> Task brief:
All of the data should be output character for character, except the pictures.

> Data supplied:
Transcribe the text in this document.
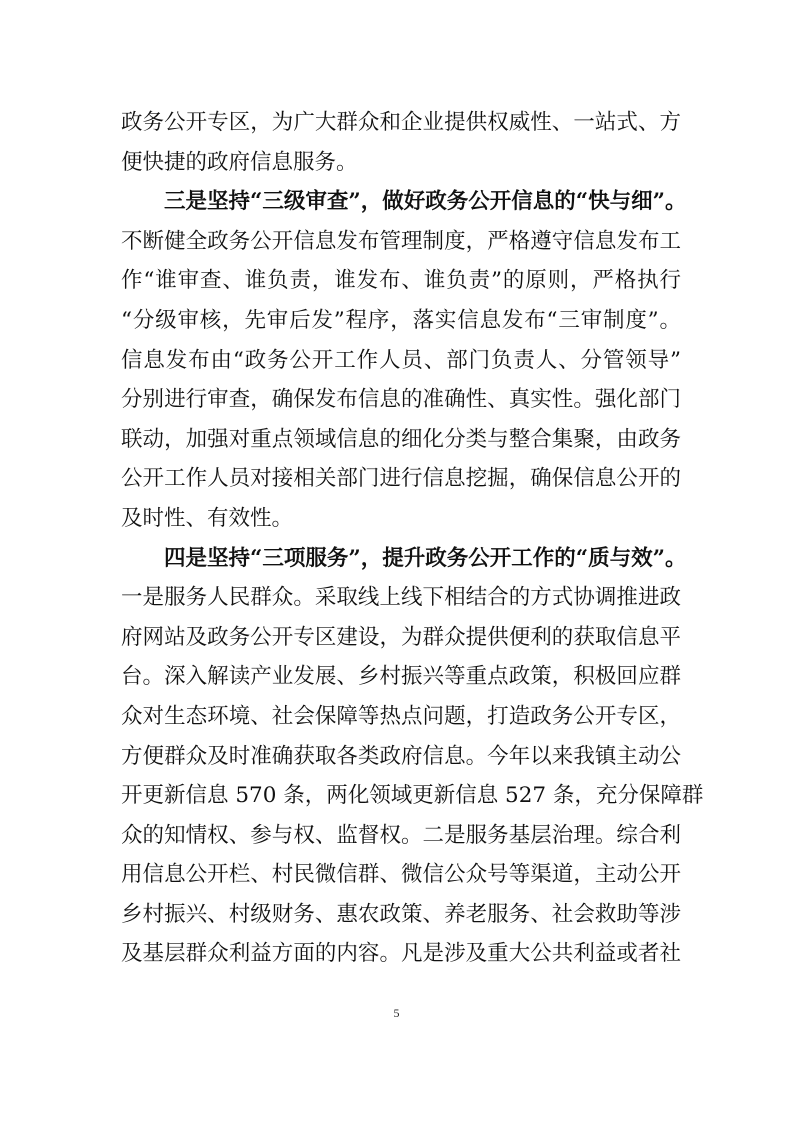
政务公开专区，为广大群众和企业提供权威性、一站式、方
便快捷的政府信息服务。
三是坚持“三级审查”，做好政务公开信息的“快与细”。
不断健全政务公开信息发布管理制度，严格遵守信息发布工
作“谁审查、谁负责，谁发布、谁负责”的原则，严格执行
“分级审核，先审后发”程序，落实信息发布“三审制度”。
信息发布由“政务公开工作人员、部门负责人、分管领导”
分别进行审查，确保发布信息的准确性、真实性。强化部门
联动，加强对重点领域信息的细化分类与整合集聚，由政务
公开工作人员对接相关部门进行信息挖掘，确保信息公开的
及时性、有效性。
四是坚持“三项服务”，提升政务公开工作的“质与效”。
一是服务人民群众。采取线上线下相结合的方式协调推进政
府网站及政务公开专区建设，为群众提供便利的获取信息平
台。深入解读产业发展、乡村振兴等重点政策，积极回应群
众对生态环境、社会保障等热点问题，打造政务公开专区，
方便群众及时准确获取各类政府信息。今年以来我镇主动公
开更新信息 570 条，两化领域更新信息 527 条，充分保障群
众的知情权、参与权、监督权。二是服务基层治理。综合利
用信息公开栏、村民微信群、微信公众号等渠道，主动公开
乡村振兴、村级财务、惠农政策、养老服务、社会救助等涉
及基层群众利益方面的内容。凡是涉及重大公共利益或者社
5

> Result for this task:
Transcribe the text in this document.
政务公开专区，为广大群众和企业提供权威性、一站式、方
便快捷的政府信息服务。
三是坚持“三级审查”，做好政务公开信息的“快与细”。
不断健全政务公开信息发布管理制度，严格遵守信息发布工
作“谁审查、谁负责，谁发布、谁负责”的原则，严格执行
“分级审核，先审后发”程序，落实信息发布“三审制度”。
信息发布由“政务公开工作人员、部门负责人、分管领导”
分别进行审查，确保发布信息的准确性、真实性。强化部门
联动，加强对重点领域信息的细化分类与整合集聚，由政务
公开工作人员对接相关部门进行信息挖掘，确保信息公开的
及时性、有效性。
四是坚持“三项服务”，提升政务公开工作的“质与效”。
一是服务人民群众。采取线上线下相结合的方式协调推进政
府网站及政务公开专区建设，为群众提供便利的获取信息平
台。深入解读产业发展、乡村振兴等重点政策，积极回应群
众对生态环境、社会保障等热点问题，打造政务公开专区，
方便群众及时准确获取各类政府信息。今年以来我镇主动公
开更新信息 570 条，两化领域更新信息 527 条，充分保障群
众的知情权、参与权、监督权。二是服务基层治理。综合利
用信息公开栏、村民微信群、微信公众号等渠道，主动公开
乡村振兴、村级财务、惠农政策、养老服务、社会救助等涉
及基层群众利益方面的内容。凡是涉及重大公共利益或者社
5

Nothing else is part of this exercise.